#### The problem:
Pick out each line below containing "可知答案".
+ + + + +
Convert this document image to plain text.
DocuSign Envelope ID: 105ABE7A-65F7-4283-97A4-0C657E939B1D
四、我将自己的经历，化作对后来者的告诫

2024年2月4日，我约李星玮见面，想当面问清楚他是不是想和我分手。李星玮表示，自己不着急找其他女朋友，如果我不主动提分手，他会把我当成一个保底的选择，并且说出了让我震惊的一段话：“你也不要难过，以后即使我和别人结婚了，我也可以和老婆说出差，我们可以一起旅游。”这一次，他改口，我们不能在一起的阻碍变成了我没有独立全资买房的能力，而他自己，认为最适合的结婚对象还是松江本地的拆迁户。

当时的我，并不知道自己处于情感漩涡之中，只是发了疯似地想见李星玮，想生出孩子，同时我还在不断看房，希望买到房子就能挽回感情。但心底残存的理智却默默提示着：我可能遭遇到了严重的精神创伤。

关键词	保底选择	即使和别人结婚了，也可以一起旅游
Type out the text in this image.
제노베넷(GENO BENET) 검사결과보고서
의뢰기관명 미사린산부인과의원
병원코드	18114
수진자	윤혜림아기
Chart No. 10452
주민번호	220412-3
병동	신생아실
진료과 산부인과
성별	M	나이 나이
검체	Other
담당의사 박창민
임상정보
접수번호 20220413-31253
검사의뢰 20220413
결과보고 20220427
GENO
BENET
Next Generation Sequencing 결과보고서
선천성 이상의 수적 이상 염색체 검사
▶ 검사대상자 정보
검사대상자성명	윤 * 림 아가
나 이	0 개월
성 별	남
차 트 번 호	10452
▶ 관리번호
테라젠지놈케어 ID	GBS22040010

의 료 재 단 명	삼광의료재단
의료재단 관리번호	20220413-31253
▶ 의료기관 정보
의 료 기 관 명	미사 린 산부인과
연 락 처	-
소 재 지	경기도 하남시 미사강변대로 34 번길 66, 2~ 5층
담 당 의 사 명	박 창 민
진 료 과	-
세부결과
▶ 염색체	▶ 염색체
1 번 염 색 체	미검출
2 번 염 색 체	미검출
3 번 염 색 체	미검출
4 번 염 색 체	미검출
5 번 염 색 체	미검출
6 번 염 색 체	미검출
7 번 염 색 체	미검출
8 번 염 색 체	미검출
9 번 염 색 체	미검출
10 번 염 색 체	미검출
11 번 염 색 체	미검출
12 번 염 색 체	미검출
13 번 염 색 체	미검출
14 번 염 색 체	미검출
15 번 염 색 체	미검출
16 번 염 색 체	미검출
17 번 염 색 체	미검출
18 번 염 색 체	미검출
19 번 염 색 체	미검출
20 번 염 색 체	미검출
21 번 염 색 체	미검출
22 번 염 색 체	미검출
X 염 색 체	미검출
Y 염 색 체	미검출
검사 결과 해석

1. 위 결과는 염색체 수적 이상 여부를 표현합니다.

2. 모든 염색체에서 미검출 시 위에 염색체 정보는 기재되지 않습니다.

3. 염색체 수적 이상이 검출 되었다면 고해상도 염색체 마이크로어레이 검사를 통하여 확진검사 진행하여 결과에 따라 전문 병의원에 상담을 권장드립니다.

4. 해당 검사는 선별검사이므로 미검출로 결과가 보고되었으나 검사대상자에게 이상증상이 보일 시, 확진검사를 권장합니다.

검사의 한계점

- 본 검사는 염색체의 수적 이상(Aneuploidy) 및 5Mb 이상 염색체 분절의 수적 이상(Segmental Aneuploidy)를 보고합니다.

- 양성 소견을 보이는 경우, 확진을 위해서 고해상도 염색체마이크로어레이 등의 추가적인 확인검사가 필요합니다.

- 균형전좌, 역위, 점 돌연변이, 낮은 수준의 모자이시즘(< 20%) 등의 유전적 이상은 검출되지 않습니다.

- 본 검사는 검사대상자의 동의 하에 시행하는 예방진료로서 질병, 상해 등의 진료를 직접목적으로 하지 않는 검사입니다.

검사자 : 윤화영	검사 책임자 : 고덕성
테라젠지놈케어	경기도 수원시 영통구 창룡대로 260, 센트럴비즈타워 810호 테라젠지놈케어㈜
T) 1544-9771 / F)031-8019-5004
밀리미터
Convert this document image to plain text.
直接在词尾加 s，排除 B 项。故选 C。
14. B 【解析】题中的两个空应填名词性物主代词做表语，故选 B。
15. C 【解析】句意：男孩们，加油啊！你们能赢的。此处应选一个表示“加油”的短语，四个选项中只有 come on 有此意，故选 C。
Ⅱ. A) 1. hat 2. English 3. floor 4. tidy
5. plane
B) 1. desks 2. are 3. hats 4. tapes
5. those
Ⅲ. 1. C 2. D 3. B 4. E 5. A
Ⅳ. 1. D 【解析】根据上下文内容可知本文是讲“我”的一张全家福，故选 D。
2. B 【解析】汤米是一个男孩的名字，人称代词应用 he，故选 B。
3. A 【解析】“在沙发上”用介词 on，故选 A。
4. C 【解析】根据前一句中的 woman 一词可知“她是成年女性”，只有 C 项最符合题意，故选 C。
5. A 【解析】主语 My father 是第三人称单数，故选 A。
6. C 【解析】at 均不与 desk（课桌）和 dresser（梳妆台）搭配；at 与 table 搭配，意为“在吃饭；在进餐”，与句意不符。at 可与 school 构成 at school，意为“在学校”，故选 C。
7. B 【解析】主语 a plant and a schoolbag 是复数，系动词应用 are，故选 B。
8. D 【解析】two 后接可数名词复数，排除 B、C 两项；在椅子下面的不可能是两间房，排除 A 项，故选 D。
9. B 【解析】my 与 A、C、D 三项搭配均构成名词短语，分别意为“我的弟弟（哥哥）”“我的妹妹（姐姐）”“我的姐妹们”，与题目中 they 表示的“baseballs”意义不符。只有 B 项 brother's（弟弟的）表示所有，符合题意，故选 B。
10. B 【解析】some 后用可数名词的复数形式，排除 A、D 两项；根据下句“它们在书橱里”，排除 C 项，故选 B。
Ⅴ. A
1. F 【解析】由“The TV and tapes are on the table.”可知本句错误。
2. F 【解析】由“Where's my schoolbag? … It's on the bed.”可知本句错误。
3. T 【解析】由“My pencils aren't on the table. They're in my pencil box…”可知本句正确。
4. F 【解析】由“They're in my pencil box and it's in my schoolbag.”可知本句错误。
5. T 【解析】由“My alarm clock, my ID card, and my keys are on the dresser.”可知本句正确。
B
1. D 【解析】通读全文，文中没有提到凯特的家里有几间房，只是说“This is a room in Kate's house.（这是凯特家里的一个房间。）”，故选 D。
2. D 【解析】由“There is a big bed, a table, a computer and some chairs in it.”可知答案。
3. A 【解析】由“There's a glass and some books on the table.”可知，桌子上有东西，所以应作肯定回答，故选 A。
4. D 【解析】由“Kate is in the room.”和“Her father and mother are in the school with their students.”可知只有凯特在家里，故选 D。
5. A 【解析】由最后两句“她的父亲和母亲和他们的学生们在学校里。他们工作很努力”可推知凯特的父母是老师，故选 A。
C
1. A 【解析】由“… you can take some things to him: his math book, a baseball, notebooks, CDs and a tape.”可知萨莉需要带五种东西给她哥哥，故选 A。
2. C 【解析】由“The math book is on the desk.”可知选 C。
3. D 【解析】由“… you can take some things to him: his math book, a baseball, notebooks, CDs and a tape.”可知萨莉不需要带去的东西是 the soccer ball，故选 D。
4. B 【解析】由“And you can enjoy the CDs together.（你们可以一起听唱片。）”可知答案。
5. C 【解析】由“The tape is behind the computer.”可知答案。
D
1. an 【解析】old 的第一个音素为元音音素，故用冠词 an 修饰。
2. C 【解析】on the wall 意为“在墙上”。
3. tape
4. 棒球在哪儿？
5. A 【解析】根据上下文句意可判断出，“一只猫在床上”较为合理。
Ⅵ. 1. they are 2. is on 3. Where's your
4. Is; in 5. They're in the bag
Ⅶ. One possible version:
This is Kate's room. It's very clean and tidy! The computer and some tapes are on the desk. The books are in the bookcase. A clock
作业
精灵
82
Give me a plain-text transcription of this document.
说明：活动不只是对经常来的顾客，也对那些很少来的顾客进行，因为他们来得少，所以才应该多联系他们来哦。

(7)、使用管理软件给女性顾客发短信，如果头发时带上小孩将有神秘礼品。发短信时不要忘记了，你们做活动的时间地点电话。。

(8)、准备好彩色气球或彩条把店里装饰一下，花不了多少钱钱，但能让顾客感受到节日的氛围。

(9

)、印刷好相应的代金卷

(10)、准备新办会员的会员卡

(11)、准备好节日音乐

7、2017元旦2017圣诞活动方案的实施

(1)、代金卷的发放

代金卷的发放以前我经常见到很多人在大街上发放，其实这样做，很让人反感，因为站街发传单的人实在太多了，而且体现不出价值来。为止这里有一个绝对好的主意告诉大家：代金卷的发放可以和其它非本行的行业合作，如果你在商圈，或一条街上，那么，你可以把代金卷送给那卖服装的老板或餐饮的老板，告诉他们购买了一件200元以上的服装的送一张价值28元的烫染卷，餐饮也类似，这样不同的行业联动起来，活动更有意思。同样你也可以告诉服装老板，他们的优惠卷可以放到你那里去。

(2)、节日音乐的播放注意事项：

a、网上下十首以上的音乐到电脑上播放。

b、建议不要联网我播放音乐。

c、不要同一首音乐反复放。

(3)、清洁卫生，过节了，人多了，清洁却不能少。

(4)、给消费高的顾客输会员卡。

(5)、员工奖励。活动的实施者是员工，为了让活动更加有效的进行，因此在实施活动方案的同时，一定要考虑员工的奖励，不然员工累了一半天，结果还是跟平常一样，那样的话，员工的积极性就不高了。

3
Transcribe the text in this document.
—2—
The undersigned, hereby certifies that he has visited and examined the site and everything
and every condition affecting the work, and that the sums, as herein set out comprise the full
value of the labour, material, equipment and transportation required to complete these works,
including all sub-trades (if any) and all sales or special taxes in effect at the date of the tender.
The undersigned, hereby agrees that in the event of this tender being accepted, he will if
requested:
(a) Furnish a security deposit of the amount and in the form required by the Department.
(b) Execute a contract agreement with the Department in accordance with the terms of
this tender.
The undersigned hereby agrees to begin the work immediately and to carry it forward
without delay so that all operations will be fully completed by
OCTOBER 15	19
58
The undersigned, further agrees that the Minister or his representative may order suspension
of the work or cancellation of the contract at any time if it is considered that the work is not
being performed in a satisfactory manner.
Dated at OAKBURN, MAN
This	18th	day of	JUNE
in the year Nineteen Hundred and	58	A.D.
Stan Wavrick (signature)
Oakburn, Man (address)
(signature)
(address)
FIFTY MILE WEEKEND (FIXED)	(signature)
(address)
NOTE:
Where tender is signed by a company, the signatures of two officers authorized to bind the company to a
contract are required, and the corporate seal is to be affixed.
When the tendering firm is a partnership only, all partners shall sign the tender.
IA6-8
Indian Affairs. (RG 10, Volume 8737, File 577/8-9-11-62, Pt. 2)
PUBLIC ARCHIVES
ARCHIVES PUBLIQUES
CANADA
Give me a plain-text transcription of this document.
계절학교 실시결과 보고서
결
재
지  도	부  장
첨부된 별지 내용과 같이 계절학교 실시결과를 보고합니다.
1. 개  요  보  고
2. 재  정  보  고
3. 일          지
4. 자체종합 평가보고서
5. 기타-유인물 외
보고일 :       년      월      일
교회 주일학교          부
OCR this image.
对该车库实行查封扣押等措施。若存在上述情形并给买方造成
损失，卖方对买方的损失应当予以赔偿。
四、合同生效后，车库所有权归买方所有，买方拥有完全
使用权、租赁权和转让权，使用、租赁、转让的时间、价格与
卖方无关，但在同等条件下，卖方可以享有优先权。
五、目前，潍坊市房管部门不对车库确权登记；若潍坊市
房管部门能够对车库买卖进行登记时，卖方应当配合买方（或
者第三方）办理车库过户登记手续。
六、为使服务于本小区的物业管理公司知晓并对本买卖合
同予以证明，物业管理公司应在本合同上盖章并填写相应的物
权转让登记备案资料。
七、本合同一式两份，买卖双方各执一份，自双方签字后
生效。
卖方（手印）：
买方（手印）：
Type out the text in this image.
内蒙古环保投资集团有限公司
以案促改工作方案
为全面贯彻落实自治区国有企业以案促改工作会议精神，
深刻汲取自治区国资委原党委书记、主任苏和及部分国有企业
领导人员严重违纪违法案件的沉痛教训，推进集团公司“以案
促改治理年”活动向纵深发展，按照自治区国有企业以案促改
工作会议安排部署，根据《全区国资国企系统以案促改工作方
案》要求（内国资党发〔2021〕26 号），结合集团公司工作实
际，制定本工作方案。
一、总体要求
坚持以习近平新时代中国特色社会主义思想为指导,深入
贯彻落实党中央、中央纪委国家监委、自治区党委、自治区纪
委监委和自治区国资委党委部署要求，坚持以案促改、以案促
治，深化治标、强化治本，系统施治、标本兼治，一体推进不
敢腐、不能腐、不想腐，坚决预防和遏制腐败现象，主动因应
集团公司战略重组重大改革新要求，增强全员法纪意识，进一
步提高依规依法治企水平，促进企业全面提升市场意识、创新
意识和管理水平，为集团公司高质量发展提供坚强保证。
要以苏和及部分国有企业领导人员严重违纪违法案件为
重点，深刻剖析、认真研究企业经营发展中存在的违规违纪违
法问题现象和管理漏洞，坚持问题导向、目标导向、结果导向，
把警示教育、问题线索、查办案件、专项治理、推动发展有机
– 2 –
+ + + + +
#### Expected answer:
2. D 【解析】由“There is a big bed, a table, a computer and some chairs in it.”可知答案。
4. B 【解析】由“And you can enjoy the CDs together.（你们可以一起听唱片。）”可知答案。
5. C 【解析】由“The tape is behind the computer.”可知答案。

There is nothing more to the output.